::: Supplied material

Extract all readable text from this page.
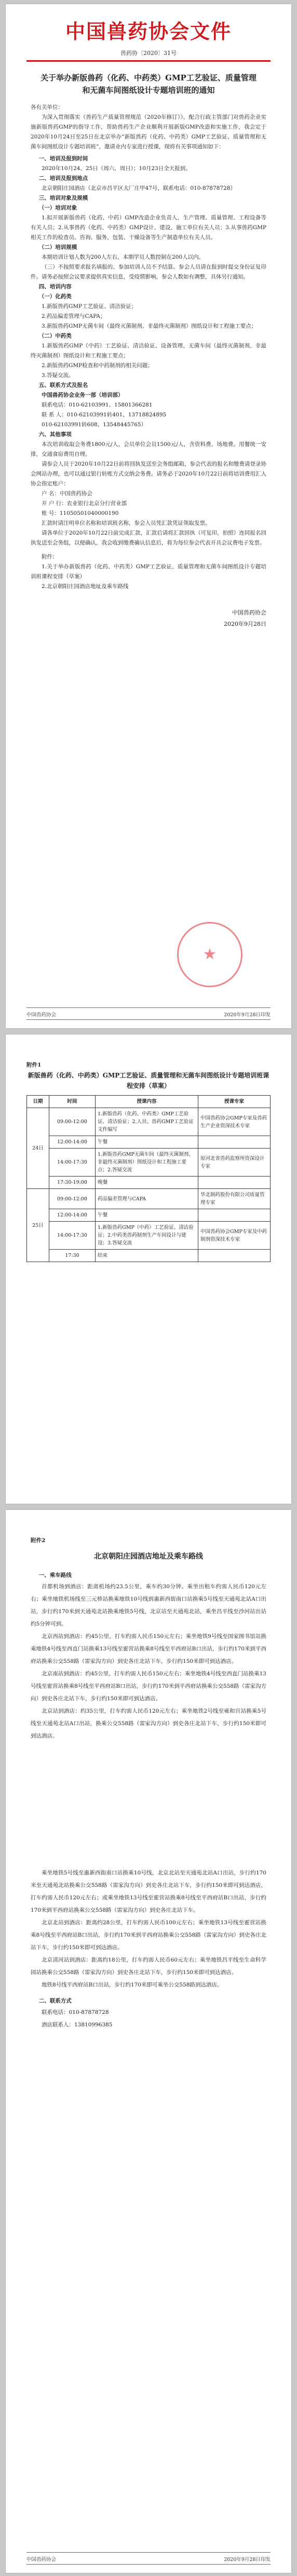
中国兽药协会文件
兽药协〔2020〕31号
关于举办新版兽药（化药、中药类）GMP工艺验证、质量管理和无菌车间图纸设计专题培训班的通知

各有关单位：

为深入贯彻落实《兽药生产质量管理规范（2020年修订）》，配合行政主管部门对兽药企业实施新版兽药GMP的指导工作，帮助兽药生产企业顺利开展新版GMP改造和实施工作，我会定于2020年10月24日至25日在北京举办“新版兽药（化药、中药类）GMP工艺验证、质量管理和无菌车间图纸设计专题培训班”，邀请业内专家进行授课，现将有关事项通知如下：

一、培训及报到时间

2020年10月24、25日（周六、周日）；10月23日全天报到。

二、培训及报到地点

北京朝阳庄园酒店（北京市昌平区大厂庄甲47号，联系电话：010-87878728）

三、培训对象及规模

（一）培训对象

1.拟开展新版兽药（化药、中药）GMP改造企业负责人，生产管理、质量管理、工程设备等有关人员；2.从事兽药（化药、中药类）GMP设计、建设、施工单位有关人员；3.从事兽药GMP相关工作的检查员、咨询、服务、包装、干燥设备等生产制造单位有关人员。

（二）培训规模

本期培训计划人数为200人左右，本期学员人数控制在200人以内。

（三）不按照要求报名填报的、参加培训人员不予结算。参会人员请在报到时提交身份证复印件。请务必按照会议要求提供真实信息，受疫情影响，参会人数如有调整，具体另行通知。

四、培训内容

（一）化药类

1.新版兽药GMP工艺验证、清洁验证；

2.药品偏差管理与CAPA；

3.新版兽药GMP无菌车间（最终灭菌制剂、非最终灭菌制剂）图纸设计和工程施工要点；

（二）中药类

1.新版兽药GMP（中药）工艺验证、清洁验证、设备管理，无菌车间（最终灭菌制剂、非最终灭菌制剂）图纸设计和工程施工要点；

2.新版兽药GMP检查和中药制剂的相关问题；

3.答疑交流。

五、联系方式及报名

中国兽药协会业务一部（培训部）

联系电话：010-62103991、15801366281

联 系 人：010-62103991转401、13718824895

010-62103991转608、13548445765）

六、其他事项

本次培训收取会务费1800元/人，会员单位会员1500元/人，含资料费、场地费。用餐统一安排，交通食宿费用自理。

请参会人员于2020年10月22日前将回执发送至会务组邮箱，参会代表的报名和缴费请登录协会网站办理，也可以通过银行转账方式交纳会务费。请务必于2020年10月22日前将培训费用汇入协会指定账户：

户 名：中国兽药协会

开 户 行：农业银行北京分行营业部

账 号：11050501040000190

汇款时请注明单位名称和培训班名称，参会人员凭汇款凭证领取发票。

请各单位于2020年10月22日前完成汇款，汇款后请将汇款回执（可复印，拍照）连同报名回执发送至会务组，以便确认，我会收到缴费确认信息后，将为每位参会代表开具会议费电子发票。

附件：

1.关于举办新版兽药（化药、中药类）GMP工艺验证、质量管理和无菌车间图纸设计专题培训班课程安排（草案）

2.北京朝阳庄园酒店地址及乘车路线

中国兽药协会
2020年9月28日
★
中国兽药协会	2020年9月28日印发

附件1

新版兽药（化药、中药类）GMP工艺验证、质量管理和无菌车间图纸设计专题培训班课程安排（草案）
日期	时间	授课内容	授课专家
24日	09:00-12:00	1.新版兽药（化药、中药类）GMP工艺验证、清洁验证；2.人员、兽药GMP工艺验证文件编写	中国兽药协会GMP专家及兽药生产企业资深技术专家
	12:00-14:00	午餐	
	14:00-17:30	1.新版兽药GMP无菌车间（最终灭菌制剂、非最终灭菌制剂）图纸设计和工程施工要点；2.答疑交流	原河北省兽药监察所资深设计专家
	17:30-19:00	晚餐	
25日	09:00-12:00	药品偏差管理与CAPA	华北制药股份有限公司质量管理专家
	12:00-14:00	午餐	
	14:00-17:30	1.新版兽药GMP（中药）工艺验证、清洁验证；2.中药类兽药制剂生产车间设计与建设；3.答疑交流	中国兽药协会GMP专家及中药制剂资深技术专家
	17:30	结束	

附件2

北京朝阳庄园酒店地址及乘车路线

一、乘车路线

首都机场到酒店：距离机场约23.5公里，乘车约30分钟。乘坐出租车约需人民币120元左右；乘坐地铁机场线至三元桥站换乘地铁10号线到惠新西街南口站换乘5号线至天通苑北站A口出站，步行约170米到天通苑北站换乘地铁5号线，北京站至天通苑北站，乘坐昌平线至沙河站出站约5分钟可到。

北京西站到酒店：约45公里，打车约需人民币150元左右；乘坐地铁9号线至国家图书馆站换乘地铁4号线至西直门站换乘13号线至霍营站换乘8号线至平西府站B口出站，步行约170米到平西府站换乘公交558路（雷家沟方向）到史各庄北站下车，步行约150米即可到达酒店。

北京南站到酒店：约45公里，打车约需人民币150元左右；乘坐地铁4号线至西直门站换乘13号线至霍营站换乘8号线至平西府站B口出站，步行约170米到平西府站换乘公交558路（雷家沟方向）到史各庄北站下车，步行约150米即可到达酒店。

北京站到酒店：约35公里，打车约需人民币120元左右；乘坐地铁2号线至雍和宫站换乘5号线至天通苑北站A口出站，换乘公交558路（雷家沟方向）到史各庄北站下车，步行约150米即可到达酒店。

乘坐地铁5号线至惠新西街南口站换乘10号线，北京北站至天通苑北站A口出站，步行约170米至天通苑北站换乘公交558路（雷家沟方向）到史各庄北站下车，步行约150米即可到达酒店，打车约需人民币120元左右；或乘坐地铁13号线至霍营站换乘8号线至平西府站B口出站，步行约170米到平西府站换乘公交558路（雷家沟方向）到史各庄北站下车。

北京北站到酒店：距离约28公里，打车约需人民币100元左右；乘坐地铁13号线至霍营站换乘8号线至平西府站B口出站，步行约170米到平西府站换乘公交558路（雷家沟方向）到史各庄北站下车，步行约150米即可到达酒店。

北京清河站到酒店：距离约18公里，打车约需人民币60元左右；乘坐地铁昌平线至生命科学园站换乘公交558路（雷家沟方向）到史各庄北站下车，步行约150米即可到达酒店。

地铁8号线平西府站B口出站，步行约170米即可乘坐公交558路到达酒店。

二、联系方式

联系电话：010-87878728

酒店联系人：13810996385

中国兽药协会	2020年9月28日印发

::::::

Go over the data above and copy every line that has the word "药品偏差管理与CAPA" in it.

2.药品偏差管理与CAPA；
25日	09:00-12:00	药品偏差管理与CAPA	华北制药股份有限公司质量管理专家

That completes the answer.